Kayyım atanmasının nedenini çok iyi biliyoruz. 40 yıldır devam eden ve kanayan yaramız olan, Türkiye’nin demokratikleşmesinin önündeki en büyük engellerden biri olan Kürt sorunu siyasal diyalogla barış ve demokrasi zemininde çözülmediği sürece Türkiye’de ne işçiler ne emekçiler ne kadınlar ne gençler, yani bizler Türkiye halkları olarak, bu ülkenin Kürt’üyle, Türk’üyle, Arap’ıyla, Lazı’yla, Çerkes’iyle beraber özgürleşemeyeceğiz. O yüzden Kürt sorununun barışçıl ve demokratik yöntemlerle çözülmesi için, Beyaz Tülbentli analarımızın dediği gibi, beyaz tülbentlerimiz barışın sembolü olsun. Selam olsun direnen analarımıza!

Muhalefetin kayyımla ilgili ortaya koyduğu tutum çok değerli

Hakkari’de Deniz Gezmişlerin adına yapılmış bir köprü var. Deniz Gezmiş, bu ülkede hepimizin devrimci olmasında büyük emeği olan biridir. Onun anılarıyla ve mücadele tarihiyle büyüyen bizler, bir kez daha onun sözünü tekrarlıyoruz: Yaşasın Türk ve Kürt halkının kardeşliği, yaşasın halkların kardeşliği! Bizler Deniz Gezmişlerin Mahir Çayanların, Kaypakkayaların Kıvılcımlıların, Behice Boranların, Mazlumların, Sakinelerin, Kemal Pirlerin yoldaşlarıyız. Türkiye’nin dört bir yanından devrimci sosyalist demokratik kurumların temsilcileri buradaydı. İşte Hakkari’nin anlamı budur. İşte Hakkari’de kayyıma karşı direnmenin anlamı budur. İşte halkların kardeşliğini savunmanın anlamını biz bir kez daha Denizlerden sonra burada bu sahnede hep birlikte gördük. Biz biliyoruz ki Türkiye’de muhalefetin kayyımla ilgili ortaya koyduğu tutum çok değerli. Buradan, Hakkari’den, bütün Hakkari halkı adına, bütün ezilenler ve sömürülenler adına, kayyıma karşı direnenlere sonsuz teşekkürlerimizi sunuyoruz.

Kayyıma derhal el çektirilmeli 

Kayyıma karşı direnişte en büyük teşekkürü hak eden sevgili gençler, burada mıyız? En büyük teşekkürü hak eden ve gerçekten Sümbül Dağı gibi mağrur duran sevgili gençler, mücadelenizi selamlıyorum. Sonsuz teşekkürler sizlere. Yine en büyük teşekkürü sevgili kadınlar hak ediyor, eylemlerdeki cesareti ve direngenliğiyle kayyıma karşı en büyük mücadeleyi veren Barış Anneleri hak ediyor. Sevgili kadınlar, alkış ve zılgıtlarımız bir daha kayyıma karşı olsun mu? Son sözüm şudur: Bütün belediyelerimizi kayyıma karşı savunacağız. Hakkari’de atanmış olan kayyıma derhal görevinden el çektirilmeli. Vali ise gidip valilik yapacak, valilik. Belediye başkanı değildir o, gitsin valilik yapsın. Belediye Meclisimizin seçmiş olduğu Viyan Tekçe, bizlerin oyuyla belediye eş başkanıdır; iradesi kabul edilsin.

Toplanan malzeme
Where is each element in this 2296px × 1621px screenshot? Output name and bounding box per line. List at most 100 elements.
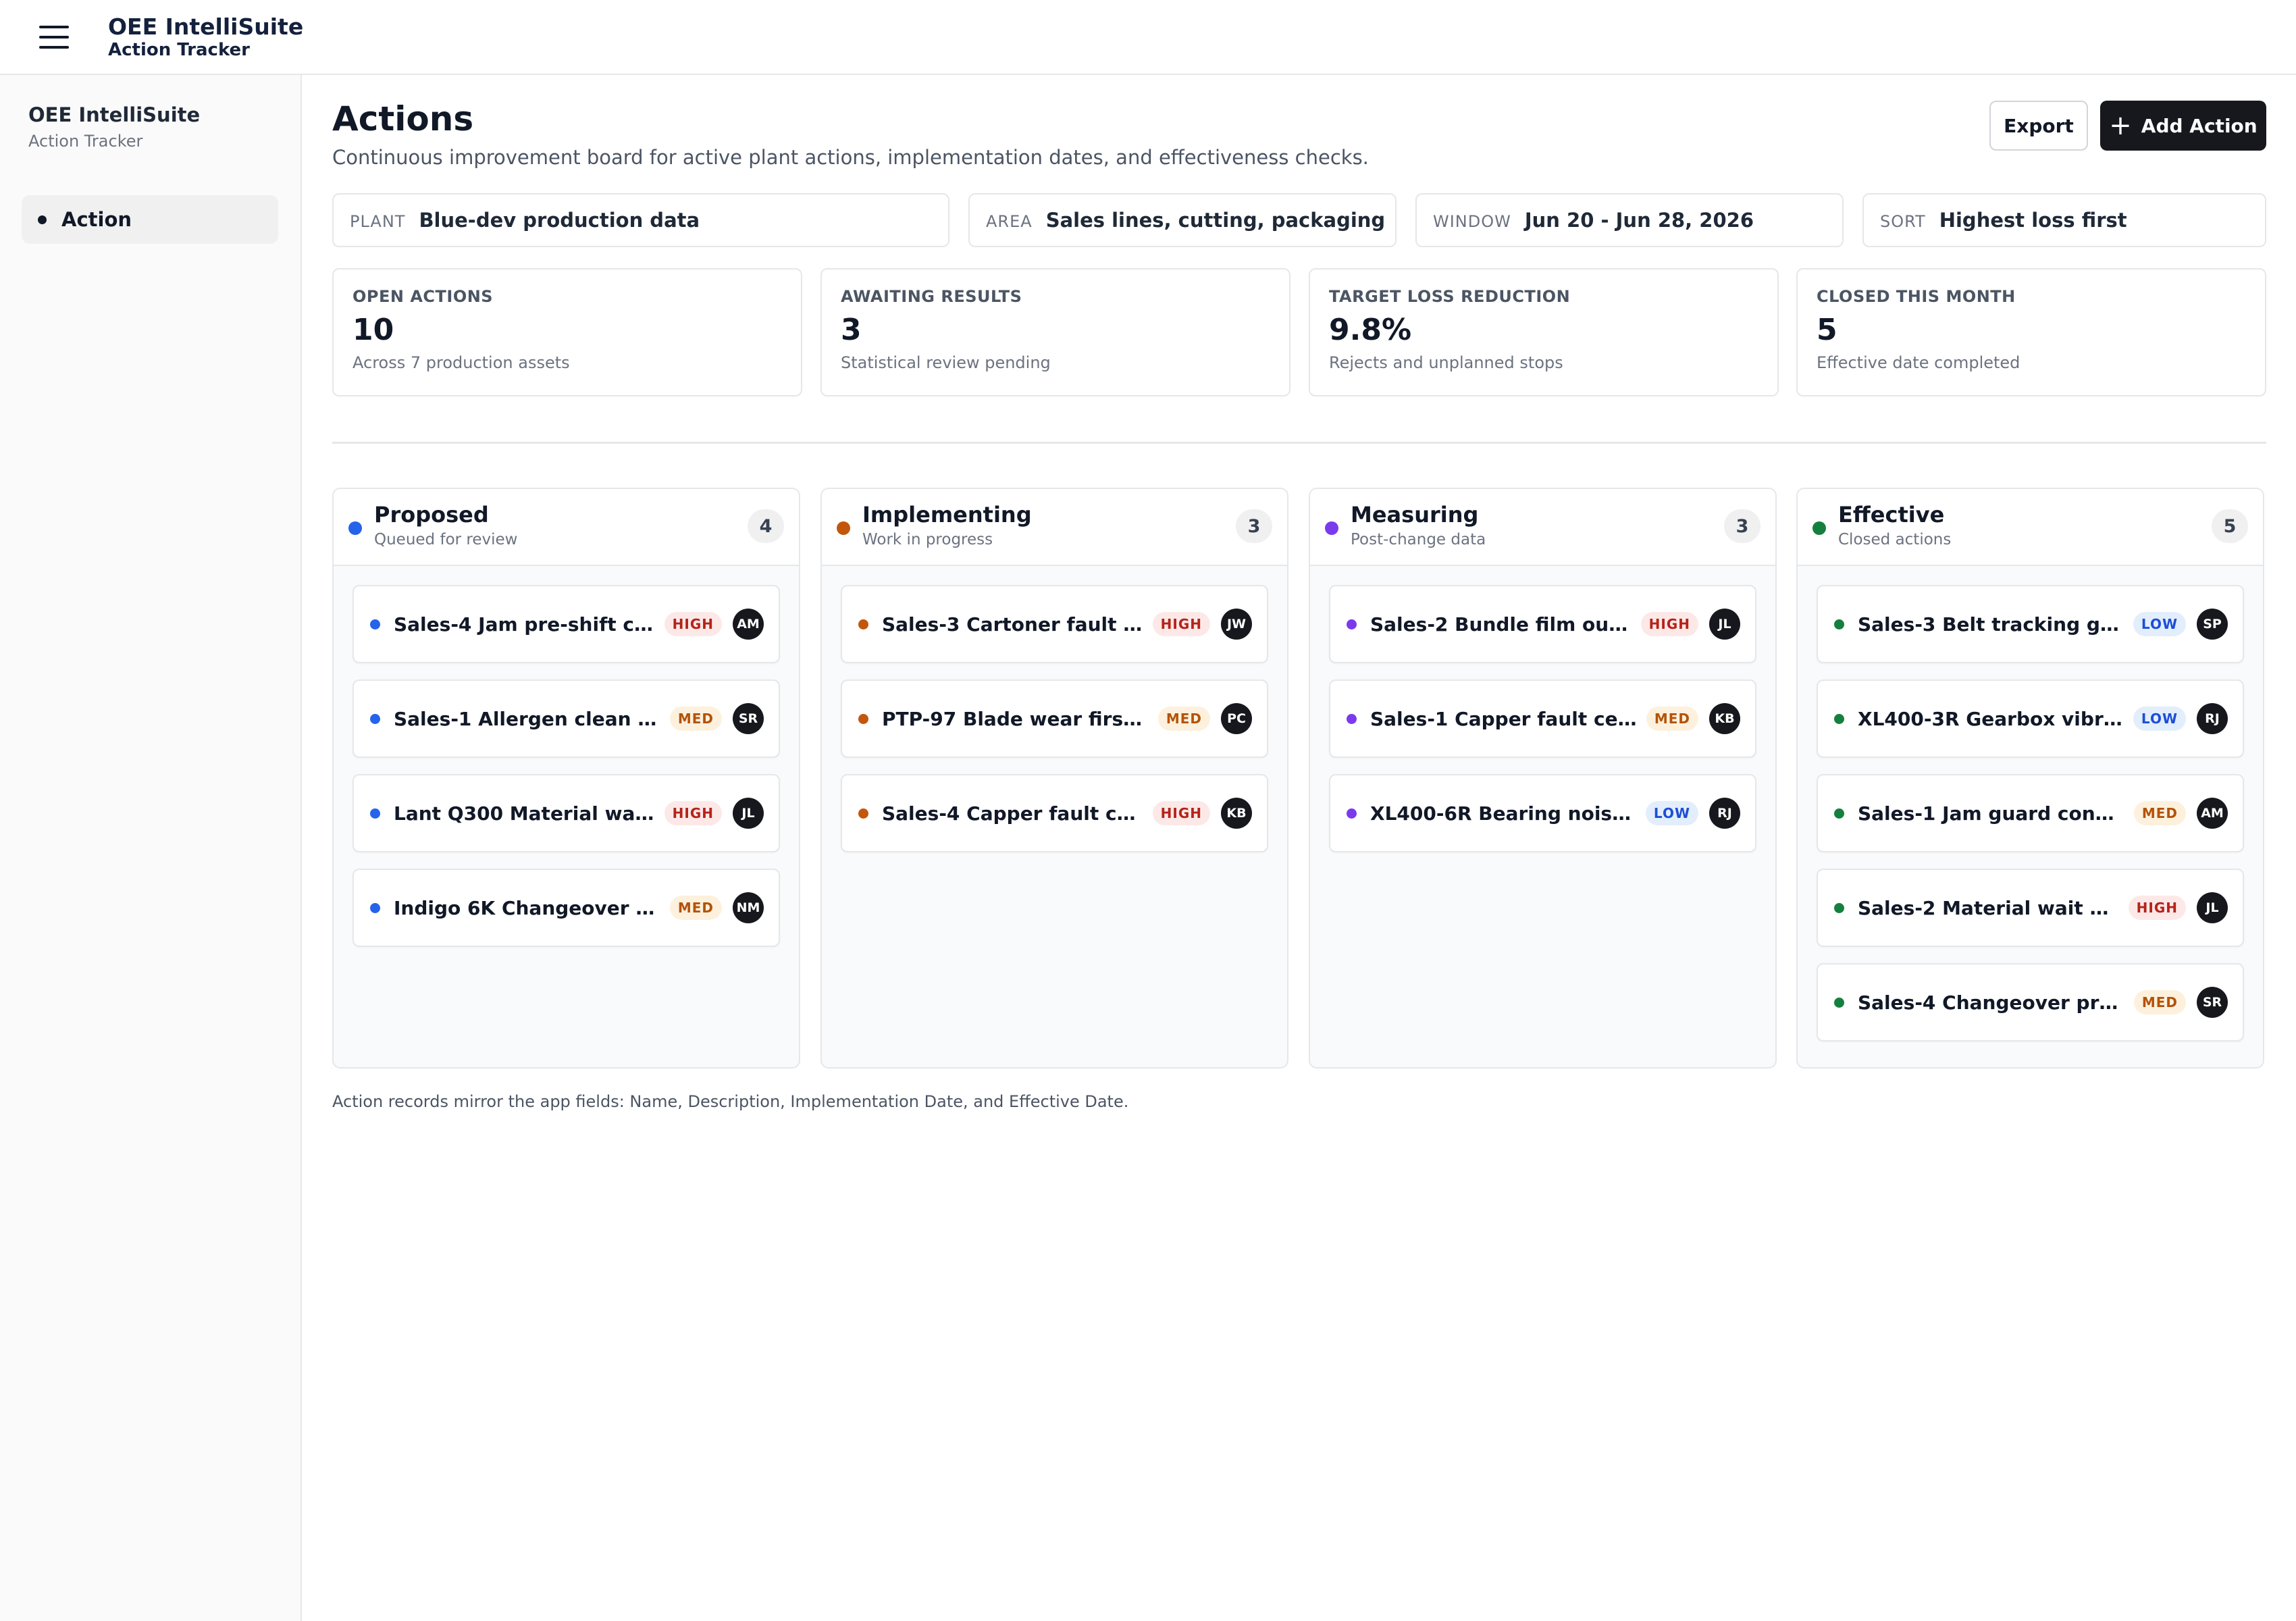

Alıştırma görevleri
**1)** Kayyım üzerine belgeye göre şu ifadelerin her biri için evet veya hayır deyin ve kararı belirleyen sözleri belgeden aynen alıntılayın: (a) Hakkari'de Deniz Gezmişlerin adını taşıyan bir köprü bulunmaktadır. (b) Viyan Tekçe'yi vali seçmiştir. (c) Kürt sorunu 40 yıldır sürmektedir.
**2)** Kayyım üzerine belgede "Kayyıma derhal el" sözlerini içeren ifadeyle açılıp "iradesi kabul edilsin." ile kapanan bölümü hiçbir değişiklik yapmadan yeniden yazın.

Alıştırma cevapları
**1)**
(a) Evet: "Hakkari’de Deniz Gezmişlerin adına yapılmış bir köprü var."
(b) Hayır: "Belediye Meclisimizin seçmiş olduğu Viyan Tekçe, bizlerin oyuyla belediye eş başkanıdır"
(c) Evet: "40 yıldır devam eden ve kanayan yaramız olan"

**2)**
Kayyıma derhal el çektirilmeli 

Kayyıma karşı direnişte en büyük teşekkürü hak eden sevgili gençler, burada mıyız? En büyük teşekkürü hak eden ve gerçekten Sümbül Dağı gibi mağrur duran sevgili gençler, mücadelenizi selamlıyorum. Sonsuz teşekkürler sizlere. Yine en büyük teşekkürü sevgili kadınlar hak ediyor, eylemlerdeki cesareti ve direngenliğiyle kayyıma karşı en büyük mücadeleyi veren Barış Anneleri hak ediyor. Sevgili kadınlar, alkış ve zılgıtlarımız bir daha kayyıma karşı olsun mu? Son sözüm şudur: Bütün belediyelerimizi kayyıma karşı savunacağız. Hakkari’de atanmış olan kayyıma derhal görevinden el çektirilmeli. Vali ise gidip valilik yapacak, valilik. Belediye başkanı değildir o, gitsin valilik yapsın. Belediye Meclisimizin seçmiş olduğu Viyan Tekçe, bizlerin oyuyla belediye eş başkanıdır; iradesi kabul edilsin.